Dataset records on visual material:
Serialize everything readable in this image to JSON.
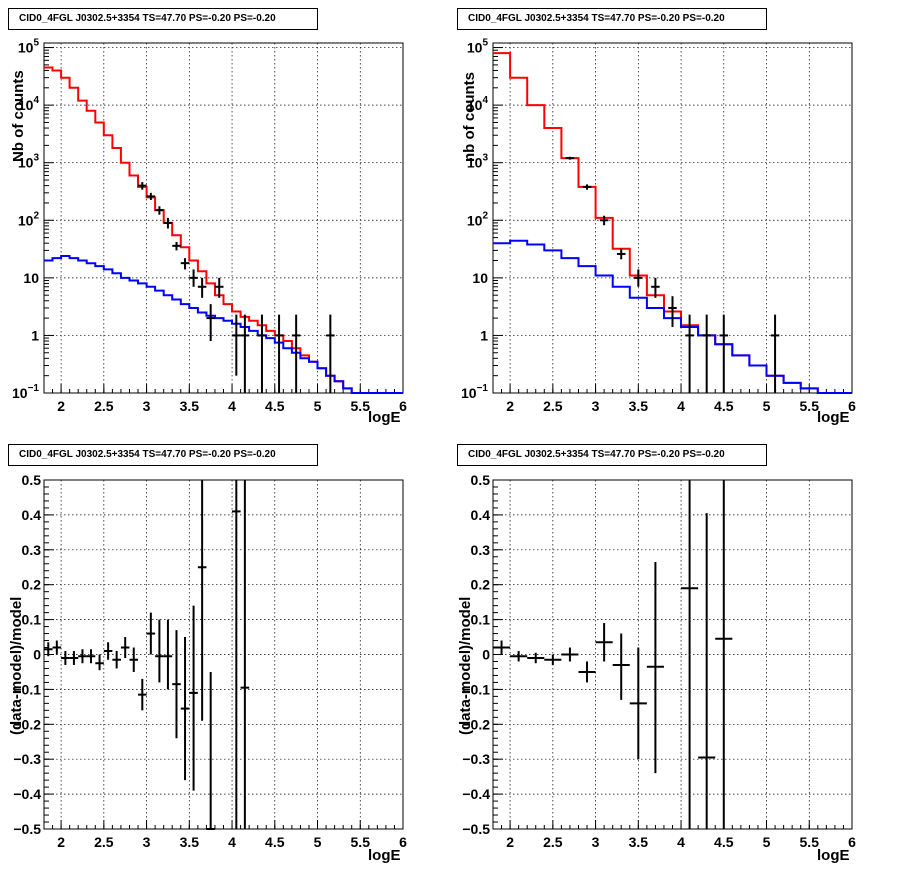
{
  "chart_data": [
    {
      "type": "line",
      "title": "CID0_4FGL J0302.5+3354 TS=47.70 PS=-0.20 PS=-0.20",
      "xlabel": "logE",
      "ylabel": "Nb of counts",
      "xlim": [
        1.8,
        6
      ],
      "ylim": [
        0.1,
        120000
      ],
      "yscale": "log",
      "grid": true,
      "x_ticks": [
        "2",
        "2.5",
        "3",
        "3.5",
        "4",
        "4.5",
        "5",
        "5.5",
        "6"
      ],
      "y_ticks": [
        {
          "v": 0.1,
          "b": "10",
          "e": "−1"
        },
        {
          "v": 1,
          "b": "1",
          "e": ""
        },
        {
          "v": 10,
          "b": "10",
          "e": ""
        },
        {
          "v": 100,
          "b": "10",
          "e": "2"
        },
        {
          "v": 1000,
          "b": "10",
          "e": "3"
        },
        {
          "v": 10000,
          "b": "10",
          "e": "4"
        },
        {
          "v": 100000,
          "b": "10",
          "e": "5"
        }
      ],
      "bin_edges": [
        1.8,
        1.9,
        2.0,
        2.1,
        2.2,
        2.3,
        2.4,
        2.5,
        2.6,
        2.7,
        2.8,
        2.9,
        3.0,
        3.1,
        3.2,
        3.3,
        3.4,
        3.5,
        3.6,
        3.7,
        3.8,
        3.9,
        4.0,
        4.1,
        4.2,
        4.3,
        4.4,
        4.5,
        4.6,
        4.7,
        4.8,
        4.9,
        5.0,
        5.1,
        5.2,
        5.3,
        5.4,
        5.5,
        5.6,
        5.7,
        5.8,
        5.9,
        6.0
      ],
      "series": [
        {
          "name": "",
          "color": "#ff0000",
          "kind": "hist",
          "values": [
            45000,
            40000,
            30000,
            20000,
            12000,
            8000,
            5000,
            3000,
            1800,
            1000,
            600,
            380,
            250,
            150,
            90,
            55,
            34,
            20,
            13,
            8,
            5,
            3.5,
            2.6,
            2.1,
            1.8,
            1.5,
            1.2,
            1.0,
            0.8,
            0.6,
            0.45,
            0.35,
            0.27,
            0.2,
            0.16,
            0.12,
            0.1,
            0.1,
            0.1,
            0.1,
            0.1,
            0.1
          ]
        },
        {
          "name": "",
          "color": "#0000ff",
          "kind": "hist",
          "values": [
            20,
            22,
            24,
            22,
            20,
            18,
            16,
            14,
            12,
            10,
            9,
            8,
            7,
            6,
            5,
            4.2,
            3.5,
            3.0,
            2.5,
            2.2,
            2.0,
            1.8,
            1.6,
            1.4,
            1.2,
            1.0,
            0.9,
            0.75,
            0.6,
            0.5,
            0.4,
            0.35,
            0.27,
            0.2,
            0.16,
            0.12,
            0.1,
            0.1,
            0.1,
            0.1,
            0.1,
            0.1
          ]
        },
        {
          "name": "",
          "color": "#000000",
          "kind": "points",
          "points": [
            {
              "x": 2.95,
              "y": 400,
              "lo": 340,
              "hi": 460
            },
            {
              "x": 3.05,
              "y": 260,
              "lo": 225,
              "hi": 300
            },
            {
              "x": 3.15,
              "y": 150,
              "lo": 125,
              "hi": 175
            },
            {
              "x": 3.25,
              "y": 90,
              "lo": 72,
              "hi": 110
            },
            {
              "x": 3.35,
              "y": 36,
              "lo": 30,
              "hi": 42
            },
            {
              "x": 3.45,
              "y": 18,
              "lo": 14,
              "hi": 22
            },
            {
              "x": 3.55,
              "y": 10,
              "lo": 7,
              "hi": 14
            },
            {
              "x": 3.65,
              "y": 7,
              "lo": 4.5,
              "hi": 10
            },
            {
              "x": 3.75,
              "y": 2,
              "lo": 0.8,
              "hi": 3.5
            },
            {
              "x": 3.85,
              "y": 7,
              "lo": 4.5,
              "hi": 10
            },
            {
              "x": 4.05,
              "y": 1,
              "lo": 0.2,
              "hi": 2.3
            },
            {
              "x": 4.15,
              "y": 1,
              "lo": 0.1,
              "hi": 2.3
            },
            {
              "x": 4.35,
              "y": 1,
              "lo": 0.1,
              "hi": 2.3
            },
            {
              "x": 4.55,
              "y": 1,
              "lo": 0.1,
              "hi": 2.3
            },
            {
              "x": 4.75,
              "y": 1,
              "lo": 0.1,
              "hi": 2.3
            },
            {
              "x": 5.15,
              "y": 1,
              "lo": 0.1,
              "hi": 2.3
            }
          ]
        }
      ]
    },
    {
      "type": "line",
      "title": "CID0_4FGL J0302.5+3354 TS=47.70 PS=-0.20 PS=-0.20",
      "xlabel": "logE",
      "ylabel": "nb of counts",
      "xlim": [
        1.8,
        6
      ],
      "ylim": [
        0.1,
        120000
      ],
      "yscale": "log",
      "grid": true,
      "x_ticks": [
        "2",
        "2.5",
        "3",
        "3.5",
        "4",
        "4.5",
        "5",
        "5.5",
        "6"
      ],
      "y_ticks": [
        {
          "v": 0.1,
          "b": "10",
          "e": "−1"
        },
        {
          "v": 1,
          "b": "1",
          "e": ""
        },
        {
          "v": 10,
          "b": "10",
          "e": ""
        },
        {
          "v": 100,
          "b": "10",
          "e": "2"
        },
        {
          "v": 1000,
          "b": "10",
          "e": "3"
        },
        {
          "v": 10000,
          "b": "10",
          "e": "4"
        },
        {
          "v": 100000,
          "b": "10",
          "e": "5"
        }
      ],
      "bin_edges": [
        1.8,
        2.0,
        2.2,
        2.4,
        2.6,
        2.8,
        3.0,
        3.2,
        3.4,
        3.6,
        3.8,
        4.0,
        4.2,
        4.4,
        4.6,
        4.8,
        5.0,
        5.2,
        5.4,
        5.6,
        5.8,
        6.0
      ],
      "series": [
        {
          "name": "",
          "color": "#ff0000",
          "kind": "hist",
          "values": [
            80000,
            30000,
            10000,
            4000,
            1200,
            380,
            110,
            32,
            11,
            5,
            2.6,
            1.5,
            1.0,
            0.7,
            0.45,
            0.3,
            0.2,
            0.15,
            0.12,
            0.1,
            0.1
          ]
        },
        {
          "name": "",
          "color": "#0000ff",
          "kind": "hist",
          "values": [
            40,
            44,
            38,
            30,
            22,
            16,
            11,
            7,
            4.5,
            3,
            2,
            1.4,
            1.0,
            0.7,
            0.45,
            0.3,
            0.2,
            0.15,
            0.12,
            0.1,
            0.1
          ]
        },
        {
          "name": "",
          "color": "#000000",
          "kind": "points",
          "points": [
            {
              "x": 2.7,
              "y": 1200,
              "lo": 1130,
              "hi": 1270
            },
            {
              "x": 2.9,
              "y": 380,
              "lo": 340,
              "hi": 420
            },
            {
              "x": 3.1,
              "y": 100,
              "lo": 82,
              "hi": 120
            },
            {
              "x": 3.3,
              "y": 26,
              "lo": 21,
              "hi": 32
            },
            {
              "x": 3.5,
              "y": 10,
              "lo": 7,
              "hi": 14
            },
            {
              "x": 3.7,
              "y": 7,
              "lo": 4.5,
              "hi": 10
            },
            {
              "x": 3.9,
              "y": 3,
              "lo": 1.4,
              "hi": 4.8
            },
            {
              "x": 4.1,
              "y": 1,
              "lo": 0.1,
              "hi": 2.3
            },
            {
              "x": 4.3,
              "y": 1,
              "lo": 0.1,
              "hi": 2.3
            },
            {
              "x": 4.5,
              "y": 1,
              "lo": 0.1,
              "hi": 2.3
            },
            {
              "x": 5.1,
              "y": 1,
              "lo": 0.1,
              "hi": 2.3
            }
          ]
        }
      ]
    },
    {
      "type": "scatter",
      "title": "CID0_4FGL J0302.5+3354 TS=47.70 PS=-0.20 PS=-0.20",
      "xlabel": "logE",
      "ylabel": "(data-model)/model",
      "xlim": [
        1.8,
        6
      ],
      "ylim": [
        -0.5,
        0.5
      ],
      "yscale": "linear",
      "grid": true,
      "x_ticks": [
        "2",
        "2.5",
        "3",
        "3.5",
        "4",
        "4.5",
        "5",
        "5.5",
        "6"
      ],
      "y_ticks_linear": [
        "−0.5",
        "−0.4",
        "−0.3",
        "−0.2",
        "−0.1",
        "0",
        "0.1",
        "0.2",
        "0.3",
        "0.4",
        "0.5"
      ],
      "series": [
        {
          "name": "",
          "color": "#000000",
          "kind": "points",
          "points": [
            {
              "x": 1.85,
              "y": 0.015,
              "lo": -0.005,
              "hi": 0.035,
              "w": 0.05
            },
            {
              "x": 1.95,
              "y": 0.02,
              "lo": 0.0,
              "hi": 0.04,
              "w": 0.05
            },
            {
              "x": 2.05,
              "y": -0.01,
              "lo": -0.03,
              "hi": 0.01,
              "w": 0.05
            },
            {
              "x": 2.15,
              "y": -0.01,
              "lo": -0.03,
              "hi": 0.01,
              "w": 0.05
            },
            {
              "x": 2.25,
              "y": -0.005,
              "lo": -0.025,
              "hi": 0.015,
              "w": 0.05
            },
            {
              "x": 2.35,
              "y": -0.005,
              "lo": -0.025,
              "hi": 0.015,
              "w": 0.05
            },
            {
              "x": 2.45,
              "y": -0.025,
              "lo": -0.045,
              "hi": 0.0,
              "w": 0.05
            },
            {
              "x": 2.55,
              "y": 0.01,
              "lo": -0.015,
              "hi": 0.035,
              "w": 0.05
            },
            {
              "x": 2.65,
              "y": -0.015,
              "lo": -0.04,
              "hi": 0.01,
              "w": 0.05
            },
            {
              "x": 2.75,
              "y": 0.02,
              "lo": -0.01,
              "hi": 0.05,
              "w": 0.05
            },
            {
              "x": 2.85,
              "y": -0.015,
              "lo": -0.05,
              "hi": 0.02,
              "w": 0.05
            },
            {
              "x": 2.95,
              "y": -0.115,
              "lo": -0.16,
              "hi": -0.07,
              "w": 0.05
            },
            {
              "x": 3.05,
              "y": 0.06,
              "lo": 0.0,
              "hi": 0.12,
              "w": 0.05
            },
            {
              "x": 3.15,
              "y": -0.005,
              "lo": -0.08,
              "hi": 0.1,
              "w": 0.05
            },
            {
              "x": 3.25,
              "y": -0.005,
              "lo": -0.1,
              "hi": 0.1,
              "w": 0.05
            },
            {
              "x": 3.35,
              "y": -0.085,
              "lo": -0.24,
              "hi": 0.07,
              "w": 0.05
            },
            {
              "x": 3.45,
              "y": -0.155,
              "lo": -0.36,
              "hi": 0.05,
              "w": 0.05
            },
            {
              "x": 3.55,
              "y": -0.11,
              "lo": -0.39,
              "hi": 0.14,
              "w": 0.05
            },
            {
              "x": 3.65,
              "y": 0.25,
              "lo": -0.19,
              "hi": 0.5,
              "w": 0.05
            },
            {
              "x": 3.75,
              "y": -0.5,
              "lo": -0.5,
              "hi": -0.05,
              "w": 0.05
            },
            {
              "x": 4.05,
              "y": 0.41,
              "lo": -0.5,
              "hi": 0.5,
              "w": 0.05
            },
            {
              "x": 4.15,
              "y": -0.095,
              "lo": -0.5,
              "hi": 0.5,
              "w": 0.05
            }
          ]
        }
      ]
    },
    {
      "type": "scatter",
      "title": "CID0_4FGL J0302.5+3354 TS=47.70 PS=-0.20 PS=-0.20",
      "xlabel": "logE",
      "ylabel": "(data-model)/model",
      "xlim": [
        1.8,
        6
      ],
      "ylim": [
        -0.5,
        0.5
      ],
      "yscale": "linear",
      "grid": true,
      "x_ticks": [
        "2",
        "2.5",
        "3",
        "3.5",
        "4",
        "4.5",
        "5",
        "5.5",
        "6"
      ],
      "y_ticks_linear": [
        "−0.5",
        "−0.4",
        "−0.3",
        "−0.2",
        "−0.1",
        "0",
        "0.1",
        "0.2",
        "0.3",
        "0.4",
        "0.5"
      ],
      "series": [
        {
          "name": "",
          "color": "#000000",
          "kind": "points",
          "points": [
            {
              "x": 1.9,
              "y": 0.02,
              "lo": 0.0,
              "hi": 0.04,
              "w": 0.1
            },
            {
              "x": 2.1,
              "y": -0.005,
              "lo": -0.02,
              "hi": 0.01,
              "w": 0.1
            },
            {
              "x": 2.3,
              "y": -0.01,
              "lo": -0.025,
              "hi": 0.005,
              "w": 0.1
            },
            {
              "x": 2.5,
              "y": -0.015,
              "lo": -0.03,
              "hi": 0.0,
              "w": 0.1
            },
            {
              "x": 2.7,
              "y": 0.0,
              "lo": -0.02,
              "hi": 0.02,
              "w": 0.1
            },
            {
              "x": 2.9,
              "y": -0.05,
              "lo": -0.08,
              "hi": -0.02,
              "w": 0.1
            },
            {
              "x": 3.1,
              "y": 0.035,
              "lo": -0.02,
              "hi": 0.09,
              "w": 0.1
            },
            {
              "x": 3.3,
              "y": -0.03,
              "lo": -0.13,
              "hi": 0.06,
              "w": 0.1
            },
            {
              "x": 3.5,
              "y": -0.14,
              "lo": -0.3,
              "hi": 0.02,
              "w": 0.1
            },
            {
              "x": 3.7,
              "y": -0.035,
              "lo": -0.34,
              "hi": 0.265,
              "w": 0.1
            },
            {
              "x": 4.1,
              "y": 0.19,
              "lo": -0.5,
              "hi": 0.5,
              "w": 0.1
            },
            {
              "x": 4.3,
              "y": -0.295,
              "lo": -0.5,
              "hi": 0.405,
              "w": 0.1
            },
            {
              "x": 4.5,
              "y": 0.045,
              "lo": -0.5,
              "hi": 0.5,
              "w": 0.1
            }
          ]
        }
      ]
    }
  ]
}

• _EXERCISE INSTRUCTIONS_:
Pick out every line of the listing containing the word "counts", and show those lines.

• _WRITTEN REPLY_:
      "ylabel": "Nb of counts",
      "ylabel": "nb of counts",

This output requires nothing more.